List each line of the data in which the string "roches" appears.

==== DATA LISTING

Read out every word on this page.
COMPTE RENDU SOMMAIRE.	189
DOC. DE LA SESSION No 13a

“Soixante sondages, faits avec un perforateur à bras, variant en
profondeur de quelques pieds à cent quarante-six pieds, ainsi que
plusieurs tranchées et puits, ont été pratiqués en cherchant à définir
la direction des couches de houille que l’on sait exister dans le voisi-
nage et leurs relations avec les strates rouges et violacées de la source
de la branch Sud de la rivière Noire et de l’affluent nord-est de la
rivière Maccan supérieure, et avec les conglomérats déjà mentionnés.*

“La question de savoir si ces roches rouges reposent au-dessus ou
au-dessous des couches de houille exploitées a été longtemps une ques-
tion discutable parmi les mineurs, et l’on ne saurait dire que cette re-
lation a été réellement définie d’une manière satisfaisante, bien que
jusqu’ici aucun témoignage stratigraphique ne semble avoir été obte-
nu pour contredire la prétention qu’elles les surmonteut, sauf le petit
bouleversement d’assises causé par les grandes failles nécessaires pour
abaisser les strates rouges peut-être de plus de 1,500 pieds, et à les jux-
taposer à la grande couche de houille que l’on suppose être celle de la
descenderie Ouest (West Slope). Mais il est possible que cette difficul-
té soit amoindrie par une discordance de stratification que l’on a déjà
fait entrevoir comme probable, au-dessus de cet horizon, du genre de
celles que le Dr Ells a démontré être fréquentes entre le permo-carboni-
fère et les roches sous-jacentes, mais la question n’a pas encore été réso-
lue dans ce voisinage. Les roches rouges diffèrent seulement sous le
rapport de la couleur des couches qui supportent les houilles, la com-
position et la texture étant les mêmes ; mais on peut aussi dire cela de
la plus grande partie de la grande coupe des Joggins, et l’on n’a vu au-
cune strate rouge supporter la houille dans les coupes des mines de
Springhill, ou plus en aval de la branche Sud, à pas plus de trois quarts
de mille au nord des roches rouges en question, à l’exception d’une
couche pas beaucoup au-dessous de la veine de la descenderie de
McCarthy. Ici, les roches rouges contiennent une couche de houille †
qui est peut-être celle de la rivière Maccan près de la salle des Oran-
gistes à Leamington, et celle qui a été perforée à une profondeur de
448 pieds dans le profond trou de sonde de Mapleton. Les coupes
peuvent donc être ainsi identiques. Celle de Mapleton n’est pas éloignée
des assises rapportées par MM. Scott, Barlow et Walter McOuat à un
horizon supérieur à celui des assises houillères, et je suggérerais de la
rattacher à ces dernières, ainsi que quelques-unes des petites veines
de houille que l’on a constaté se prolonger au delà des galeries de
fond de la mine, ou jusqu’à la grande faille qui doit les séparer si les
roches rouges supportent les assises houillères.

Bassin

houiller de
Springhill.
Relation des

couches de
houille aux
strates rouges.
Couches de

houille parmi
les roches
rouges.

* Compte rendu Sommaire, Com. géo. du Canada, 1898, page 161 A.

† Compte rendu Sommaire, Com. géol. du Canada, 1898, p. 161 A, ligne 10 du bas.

========

● SOLVED EXERCISE
“La question de savoir si ces roches rouges reposent au-dessus ou
fère et les roches sous-jacentes, mais la question n’a pas encore été réso-
lue dans ce voisinage. Les roches rouges diffèrent seulement sous le
de mille au nord des roches rouges en question, à l’exception d’une
McCarthy. Ici, les roches rouges contiennent une couche de houille †
roches rouges supportent les assises houillères.
les roches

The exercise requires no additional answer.